_GIVEN EXERCISE_. Your task is to extract the lines from the one holding "Extract all the data from this chart as JSON." through the end of the material. Set them down exactly and add nothing.
== == ==
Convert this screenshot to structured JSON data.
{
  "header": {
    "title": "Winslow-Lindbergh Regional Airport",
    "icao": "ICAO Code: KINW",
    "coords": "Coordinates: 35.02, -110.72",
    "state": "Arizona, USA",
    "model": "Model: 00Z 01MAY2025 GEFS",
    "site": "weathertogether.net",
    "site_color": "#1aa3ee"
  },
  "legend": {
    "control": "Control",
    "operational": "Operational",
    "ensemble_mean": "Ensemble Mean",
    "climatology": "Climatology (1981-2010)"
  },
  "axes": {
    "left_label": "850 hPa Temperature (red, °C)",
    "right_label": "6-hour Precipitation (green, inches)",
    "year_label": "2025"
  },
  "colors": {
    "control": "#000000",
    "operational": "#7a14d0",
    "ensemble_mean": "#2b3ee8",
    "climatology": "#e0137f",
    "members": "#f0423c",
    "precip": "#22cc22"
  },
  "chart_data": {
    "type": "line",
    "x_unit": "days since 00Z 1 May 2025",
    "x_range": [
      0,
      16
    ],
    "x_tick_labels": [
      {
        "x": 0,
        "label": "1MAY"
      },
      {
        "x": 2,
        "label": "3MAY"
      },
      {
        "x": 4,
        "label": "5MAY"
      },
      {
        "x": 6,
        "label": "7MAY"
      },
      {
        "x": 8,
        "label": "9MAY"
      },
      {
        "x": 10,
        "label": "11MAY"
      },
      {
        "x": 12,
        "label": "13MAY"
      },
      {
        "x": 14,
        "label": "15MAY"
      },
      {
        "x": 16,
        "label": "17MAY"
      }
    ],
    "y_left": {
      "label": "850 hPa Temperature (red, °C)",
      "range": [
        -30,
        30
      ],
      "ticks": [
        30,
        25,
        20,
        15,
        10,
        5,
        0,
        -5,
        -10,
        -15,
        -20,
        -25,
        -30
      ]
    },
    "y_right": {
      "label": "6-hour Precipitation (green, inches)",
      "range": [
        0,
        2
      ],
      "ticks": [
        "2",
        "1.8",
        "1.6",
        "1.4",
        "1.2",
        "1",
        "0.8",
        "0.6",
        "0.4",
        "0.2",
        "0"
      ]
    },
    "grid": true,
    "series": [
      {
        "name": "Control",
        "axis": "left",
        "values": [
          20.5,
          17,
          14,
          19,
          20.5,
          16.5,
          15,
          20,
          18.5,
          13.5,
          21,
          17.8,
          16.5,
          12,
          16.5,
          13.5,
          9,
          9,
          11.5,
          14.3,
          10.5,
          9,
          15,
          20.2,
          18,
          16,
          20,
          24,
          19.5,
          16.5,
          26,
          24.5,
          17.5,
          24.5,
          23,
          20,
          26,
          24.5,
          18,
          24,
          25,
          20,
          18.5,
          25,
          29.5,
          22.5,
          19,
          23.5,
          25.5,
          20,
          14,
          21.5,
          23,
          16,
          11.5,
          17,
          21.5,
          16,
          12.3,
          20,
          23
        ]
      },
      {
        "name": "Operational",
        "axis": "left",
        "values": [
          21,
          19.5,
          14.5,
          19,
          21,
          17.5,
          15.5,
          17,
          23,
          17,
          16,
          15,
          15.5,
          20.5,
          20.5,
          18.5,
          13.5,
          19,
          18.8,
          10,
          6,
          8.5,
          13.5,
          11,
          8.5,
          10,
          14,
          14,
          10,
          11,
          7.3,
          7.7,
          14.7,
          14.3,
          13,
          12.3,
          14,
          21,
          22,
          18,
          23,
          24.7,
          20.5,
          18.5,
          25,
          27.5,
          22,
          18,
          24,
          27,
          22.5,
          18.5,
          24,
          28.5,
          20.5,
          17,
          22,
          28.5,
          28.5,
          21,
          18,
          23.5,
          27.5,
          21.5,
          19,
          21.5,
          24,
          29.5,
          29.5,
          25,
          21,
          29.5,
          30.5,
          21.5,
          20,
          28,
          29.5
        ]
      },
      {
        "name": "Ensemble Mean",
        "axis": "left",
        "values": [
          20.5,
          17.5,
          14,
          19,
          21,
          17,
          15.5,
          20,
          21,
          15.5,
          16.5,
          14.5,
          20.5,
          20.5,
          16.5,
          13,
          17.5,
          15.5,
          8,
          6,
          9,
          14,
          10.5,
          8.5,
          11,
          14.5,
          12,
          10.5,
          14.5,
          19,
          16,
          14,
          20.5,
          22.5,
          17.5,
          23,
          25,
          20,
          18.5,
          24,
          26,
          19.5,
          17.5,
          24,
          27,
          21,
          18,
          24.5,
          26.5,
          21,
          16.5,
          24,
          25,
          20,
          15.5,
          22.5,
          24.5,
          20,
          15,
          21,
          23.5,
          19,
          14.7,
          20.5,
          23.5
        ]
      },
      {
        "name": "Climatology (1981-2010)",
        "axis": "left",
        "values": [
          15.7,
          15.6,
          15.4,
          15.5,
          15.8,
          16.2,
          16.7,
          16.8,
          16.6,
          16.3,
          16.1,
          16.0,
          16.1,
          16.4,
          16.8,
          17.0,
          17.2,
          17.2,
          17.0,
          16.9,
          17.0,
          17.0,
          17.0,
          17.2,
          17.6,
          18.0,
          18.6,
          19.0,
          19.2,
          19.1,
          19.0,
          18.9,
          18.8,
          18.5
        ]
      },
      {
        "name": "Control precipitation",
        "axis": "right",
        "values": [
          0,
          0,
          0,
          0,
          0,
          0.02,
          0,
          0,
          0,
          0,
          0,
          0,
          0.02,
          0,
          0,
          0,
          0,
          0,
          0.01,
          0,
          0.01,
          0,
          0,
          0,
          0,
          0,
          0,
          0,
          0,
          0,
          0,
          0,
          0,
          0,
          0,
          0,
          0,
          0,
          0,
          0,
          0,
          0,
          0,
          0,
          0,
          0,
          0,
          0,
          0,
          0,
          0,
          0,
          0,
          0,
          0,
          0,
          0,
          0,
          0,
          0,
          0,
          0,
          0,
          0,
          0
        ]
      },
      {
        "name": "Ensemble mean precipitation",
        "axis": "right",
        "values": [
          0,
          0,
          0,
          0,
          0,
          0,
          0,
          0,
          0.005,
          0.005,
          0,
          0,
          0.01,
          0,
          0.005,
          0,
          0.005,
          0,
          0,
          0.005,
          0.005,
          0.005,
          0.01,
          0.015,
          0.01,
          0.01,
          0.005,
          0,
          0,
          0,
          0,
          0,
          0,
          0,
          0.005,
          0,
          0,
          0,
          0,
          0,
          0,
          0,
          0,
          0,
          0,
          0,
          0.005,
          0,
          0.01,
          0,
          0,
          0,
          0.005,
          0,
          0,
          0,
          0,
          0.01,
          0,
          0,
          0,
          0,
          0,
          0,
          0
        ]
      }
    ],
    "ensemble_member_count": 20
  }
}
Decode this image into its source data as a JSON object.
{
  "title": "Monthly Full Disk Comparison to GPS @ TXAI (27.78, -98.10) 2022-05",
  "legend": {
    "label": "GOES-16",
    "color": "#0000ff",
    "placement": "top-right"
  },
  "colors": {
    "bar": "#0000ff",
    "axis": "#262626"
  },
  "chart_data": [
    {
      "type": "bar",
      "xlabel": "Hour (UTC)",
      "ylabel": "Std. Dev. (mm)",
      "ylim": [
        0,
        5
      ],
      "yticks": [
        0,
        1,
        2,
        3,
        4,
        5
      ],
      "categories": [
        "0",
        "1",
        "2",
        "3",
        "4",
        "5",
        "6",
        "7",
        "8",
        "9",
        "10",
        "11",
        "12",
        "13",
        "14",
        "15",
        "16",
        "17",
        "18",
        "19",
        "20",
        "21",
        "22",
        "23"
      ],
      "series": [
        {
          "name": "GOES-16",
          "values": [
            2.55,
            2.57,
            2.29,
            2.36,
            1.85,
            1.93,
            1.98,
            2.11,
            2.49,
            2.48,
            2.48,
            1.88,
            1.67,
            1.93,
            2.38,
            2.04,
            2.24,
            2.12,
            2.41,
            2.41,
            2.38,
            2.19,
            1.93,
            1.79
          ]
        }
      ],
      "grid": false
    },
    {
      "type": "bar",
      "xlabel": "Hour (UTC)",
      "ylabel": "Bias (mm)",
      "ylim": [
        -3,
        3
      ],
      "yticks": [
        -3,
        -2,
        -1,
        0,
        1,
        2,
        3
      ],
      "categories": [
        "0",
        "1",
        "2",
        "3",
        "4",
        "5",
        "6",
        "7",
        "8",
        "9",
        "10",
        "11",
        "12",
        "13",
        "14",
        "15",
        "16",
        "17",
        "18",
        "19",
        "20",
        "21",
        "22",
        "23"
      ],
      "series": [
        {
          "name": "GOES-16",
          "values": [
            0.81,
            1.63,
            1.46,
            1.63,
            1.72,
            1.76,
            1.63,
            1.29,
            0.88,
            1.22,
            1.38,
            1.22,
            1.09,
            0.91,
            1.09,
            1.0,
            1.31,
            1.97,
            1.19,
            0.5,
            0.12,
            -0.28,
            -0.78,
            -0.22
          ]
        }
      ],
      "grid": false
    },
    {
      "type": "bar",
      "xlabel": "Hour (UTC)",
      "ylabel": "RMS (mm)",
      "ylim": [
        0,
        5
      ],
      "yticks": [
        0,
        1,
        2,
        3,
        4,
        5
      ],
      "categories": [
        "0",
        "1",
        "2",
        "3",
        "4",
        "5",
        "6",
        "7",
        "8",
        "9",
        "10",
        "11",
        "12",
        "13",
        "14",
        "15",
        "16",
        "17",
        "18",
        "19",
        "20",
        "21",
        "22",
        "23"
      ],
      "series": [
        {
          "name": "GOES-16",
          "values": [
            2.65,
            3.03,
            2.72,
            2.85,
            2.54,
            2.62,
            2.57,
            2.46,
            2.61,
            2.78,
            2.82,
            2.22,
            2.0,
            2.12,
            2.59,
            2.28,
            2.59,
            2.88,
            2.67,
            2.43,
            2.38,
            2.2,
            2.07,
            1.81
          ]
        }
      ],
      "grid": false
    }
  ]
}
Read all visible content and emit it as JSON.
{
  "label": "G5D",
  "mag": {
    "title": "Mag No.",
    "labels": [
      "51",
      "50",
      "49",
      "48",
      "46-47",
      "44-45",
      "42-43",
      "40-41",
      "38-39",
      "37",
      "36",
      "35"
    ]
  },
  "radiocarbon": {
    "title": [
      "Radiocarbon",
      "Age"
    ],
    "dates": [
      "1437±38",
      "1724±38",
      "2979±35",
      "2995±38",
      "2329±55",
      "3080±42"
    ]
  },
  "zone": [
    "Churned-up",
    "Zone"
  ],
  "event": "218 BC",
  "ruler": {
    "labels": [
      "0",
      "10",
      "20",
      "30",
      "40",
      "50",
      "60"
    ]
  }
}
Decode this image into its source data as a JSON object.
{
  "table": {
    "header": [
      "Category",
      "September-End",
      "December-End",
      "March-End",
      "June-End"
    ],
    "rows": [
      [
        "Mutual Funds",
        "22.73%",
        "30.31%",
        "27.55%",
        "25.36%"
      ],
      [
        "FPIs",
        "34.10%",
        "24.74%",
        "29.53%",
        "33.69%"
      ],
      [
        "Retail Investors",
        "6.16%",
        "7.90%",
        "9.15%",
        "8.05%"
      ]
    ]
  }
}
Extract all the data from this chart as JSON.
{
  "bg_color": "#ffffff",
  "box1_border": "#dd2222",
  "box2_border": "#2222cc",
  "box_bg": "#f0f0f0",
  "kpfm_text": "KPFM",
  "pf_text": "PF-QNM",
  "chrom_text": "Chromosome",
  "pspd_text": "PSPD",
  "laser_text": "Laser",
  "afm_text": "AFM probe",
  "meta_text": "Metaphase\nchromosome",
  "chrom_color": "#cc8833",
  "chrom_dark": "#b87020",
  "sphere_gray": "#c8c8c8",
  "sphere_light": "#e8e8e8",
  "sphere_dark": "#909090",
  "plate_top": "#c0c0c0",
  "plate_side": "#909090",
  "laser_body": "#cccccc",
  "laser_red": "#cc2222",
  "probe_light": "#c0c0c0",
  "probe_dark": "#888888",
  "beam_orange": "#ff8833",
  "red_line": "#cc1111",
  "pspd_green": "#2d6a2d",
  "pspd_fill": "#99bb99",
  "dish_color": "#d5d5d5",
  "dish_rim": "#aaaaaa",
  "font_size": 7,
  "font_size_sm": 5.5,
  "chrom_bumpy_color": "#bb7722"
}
== == ==
_FULL SOLUTION_.
Extract all the data from this chart as JSON.
{
  "bg_color": "#ffffff",
  "box1_border": "#dd2222",
  "box2_border": "#2222cc",
  "box_bg": "#f0f0f0",
  "kpfm_text": "KPFM",
  "pf_text": "PF-QNM",
  "chrom_text": "Chromosome",
  "pspd_text": "PSPD",
  "laser_text": "Laser",
  "afm_text": "AFM probe",
  "meta_text": "Metaphase\nchromosome",
  "chrom_color": "#cc8833",
  "chrom_dark": "#b87020",
  "sphere_gray": "#c8c8c8",
  "sphere_light": "#e8e8e8",
  "sphere_dark": "#909090",
  "plate_top": "#c0c0c0",
  "plate_side": "#909090",
  "laser_body": "#cccccc",
  "laser_red": "#cc2222",
  "probe_light": "#c0c0c0",
  "probe_dark": "#888888",
  "beam_orange": "#ff8833",
  "red_line": "#cc1111",
  "pspd_green": "#2d6a2d",
  "pspd_fill": "#99bb99",
  "dish_color": "#d5d5d5",
  "dish_rim": "#aaaaaa",
  "font_size": 7,
  "font_size_sm": 5.5,
  "chrom_bumpy_color": "#bb7722"
}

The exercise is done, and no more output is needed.